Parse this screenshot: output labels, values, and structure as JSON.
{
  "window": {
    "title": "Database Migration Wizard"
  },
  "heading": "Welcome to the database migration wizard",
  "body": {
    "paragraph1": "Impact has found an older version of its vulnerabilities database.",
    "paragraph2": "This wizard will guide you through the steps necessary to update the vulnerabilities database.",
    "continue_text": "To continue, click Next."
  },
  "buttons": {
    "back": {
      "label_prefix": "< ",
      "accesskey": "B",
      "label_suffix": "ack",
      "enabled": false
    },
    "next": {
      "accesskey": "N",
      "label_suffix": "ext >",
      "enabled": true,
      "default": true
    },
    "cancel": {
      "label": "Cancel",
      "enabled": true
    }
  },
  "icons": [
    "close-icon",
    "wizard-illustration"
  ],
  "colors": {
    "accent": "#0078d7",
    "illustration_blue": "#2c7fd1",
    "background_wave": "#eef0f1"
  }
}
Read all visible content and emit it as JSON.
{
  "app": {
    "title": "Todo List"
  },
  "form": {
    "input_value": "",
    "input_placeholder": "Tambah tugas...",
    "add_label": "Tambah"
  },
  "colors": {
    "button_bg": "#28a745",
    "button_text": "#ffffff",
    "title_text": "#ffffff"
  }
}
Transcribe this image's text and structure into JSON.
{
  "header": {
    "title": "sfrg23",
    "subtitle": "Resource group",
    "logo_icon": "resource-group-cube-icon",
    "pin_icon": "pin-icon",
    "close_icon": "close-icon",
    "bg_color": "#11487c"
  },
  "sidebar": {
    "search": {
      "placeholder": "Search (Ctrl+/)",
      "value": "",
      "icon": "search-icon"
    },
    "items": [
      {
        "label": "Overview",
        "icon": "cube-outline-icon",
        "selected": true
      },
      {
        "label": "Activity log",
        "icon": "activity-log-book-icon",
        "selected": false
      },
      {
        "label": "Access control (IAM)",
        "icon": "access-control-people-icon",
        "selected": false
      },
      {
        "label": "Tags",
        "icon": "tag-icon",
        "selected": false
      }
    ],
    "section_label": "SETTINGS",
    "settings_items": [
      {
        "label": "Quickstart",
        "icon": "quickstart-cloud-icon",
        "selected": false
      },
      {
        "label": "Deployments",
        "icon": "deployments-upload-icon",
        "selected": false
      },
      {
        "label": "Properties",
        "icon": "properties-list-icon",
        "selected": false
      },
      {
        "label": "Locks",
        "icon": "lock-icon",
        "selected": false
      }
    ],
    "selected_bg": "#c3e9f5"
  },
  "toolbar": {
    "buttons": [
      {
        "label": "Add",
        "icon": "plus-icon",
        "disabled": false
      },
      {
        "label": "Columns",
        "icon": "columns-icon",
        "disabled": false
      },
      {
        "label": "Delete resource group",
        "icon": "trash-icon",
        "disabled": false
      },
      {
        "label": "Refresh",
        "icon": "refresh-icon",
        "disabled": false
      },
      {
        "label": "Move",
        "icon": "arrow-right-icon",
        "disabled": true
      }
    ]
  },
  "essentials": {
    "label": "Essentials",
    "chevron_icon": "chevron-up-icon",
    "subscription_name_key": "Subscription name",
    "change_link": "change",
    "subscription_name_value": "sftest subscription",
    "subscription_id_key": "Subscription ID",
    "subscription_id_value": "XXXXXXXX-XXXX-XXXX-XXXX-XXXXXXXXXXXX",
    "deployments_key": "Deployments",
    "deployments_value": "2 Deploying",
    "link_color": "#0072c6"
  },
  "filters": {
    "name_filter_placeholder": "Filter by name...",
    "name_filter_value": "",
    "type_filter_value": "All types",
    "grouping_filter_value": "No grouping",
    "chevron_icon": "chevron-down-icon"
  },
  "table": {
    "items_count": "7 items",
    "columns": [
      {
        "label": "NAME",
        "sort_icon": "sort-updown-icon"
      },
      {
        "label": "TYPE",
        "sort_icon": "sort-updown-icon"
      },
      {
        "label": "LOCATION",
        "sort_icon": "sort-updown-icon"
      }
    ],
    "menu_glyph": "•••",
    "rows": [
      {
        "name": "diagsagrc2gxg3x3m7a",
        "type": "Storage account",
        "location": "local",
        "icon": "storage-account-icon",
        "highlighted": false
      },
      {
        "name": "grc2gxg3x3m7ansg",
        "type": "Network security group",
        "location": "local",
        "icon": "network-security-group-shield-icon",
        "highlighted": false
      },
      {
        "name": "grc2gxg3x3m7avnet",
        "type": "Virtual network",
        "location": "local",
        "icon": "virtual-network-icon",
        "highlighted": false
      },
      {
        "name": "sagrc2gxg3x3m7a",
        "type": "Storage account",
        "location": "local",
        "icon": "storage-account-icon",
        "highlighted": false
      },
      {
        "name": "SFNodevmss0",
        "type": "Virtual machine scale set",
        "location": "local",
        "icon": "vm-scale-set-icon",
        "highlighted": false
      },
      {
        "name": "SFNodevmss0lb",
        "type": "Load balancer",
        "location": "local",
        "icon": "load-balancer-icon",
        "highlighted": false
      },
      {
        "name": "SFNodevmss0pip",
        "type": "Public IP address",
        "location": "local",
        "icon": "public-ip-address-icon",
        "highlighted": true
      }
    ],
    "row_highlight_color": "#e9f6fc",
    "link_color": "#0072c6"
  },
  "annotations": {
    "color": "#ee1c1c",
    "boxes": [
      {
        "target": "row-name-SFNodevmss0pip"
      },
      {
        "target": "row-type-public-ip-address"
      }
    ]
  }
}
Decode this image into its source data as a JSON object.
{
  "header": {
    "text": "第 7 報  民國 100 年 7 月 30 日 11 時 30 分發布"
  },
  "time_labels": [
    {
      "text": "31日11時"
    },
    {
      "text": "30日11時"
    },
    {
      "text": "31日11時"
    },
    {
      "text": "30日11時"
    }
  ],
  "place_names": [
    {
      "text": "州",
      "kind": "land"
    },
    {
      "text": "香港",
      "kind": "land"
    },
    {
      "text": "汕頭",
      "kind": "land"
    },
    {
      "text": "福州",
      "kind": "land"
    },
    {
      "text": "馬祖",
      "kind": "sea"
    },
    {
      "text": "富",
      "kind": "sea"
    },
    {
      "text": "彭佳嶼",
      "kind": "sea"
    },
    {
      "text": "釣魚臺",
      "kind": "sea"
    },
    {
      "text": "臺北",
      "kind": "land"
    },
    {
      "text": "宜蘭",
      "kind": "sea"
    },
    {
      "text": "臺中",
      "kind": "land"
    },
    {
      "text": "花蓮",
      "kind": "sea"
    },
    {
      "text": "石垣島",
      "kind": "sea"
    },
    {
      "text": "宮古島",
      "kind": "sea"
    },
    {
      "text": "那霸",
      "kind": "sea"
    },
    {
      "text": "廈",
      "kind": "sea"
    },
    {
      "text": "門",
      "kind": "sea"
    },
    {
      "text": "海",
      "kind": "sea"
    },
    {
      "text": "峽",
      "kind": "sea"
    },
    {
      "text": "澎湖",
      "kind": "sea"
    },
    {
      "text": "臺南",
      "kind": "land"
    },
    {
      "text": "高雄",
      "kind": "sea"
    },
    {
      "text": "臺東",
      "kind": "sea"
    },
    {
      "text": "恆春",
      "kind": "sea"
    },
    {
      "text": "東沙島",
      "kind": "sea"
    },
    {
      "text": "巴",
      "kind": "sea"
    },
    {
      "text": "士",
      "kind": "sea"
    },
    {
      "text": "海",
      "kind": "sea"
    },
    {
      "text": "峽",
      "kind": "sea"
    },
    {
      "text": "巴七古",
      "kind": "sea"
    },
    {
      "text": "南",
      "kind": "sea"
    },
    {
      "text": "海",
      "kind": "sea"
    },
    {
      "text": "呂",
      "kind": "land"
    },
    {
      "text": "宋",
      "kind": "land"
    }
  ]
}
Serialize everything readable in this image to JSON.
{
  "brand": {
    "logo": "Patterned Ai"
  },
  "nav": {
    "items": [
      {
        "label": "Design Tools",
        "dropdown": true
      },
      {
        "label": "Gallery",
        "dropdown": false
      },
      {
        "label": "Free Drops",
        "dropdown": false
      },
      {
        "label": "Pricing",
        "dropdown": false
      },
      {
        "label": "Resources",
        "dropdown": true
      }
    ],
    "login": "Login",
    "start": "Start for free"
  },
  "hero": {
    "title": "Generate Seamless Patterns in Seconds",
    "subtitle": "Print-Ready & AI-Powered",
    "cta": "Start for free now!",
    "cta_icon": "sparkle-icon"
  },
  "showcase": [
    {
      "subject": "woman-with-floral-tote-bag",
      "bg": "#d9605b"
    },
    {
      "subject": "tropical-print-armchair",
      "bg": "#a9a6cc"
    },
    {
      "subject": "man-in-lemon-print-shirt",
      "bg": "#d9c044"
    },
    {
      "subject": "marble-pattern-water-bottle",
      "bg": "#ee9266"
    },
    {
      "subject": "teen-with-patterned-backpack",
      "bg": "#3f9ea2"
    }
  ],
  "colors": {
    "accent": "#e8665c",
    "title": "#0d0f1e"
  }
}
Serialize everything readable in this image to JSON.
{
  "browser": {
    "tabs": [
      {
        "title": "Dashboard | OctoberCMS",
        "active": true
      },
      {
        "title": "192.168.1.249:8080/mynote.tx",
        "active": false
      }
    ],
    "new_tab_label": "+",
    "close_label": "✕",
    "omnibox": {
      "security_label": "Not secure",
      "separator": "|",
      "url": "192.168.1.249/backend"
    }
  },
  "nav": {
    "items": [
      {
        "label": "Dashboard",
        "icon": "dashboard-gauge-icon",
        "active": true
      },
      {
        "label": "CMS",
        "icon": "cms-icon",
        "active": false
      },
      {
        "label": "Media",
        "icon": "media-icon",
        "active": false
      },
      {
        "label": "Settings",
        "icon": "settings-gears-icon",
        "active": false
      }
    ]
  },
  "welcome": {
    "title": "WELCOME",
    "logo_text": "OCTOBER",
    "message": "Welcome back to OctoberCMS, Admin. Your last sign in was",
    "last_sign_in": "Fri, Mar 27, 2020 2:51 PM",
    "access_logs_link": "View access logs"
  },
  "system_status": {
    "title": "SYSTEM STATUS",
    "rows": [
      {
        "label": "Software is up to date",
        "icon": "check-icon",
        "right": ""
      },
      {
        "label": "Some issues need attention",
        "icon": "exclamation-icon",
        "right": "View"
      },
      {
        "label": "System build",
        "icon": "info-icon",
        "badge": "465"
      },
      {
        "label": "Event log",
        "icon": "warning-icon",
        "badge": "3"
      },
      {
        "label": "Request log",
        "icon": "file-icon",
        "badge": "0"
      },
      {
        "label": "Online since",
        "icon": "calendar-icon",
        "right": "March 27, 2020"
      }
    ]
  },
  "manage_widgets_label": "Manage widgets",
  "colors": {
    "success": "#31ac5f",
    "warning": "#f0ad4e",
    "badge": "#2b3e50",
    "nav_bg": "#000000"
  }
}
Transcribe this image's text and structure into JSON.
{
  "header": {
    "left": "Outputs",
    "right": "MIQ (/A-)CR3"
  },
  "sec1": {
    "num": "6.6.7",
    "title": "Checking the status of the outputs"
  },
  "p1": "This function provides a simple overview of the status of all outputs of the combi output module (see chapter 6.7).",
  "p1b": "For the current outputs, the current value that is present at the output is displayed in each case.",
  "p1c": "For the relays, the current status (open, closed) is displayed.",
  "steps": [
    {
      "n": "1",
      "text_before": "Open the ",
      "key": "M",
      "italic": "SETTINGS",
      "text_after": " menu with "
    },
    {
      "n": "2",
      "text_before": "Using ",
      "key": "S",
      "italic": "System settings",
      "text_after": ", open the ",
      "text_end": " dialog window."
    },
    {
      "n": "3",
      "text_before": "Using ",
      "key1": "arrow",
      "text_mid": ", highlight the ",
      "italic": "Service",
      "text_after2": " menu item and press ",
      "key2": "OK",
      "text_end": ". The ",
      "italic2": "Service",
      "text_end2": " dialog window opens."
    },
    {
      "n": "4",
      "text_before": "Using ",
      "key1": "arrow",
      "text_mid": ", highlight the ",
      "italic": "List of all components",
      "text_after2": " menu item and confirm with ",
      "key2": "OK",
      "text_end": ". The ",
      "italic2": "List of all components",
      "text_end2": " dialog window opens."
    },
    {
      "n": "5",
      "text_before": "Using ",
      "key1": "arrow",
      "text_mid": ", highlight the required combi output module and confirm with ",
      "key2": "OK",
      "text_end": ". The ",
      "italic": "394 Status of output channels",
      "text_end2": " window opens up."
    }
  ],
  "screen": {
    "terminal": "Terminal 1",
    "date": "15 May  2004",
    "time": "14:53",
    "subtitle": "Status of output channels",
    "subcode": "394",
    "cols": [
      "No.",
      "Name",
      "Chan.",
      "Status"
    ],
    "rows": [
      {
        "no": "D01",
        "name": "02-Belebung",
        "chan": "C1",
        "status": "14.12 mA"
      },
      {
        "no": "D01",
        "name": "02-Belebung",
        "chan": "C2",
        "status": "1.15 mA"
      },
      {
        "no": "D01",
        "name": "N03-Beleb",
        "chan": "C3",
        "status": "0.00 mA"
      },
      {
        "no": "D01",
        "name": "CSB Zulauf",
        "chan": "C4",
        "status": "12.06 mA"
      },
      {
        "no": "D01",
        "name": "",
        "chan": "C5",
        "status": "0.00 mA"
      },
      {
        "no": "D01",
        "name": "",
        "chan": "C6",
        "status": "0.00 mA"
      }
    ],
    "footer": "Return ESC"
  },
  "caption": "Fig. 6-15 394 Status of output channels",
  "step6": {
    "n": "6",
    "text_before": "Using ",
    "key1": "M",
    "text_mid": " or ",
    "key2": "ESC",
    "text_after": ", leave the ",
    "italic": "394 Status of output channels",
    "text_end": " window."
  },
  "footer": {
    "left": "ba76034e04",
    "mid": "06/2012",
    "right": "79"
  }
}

§ §

* [Exercise objective] Look through the data above. Each line containing the word "components" needs to be copied.

* [Output for this exercise]
      "italic": "List of all components",
      "italic2": "List of all components",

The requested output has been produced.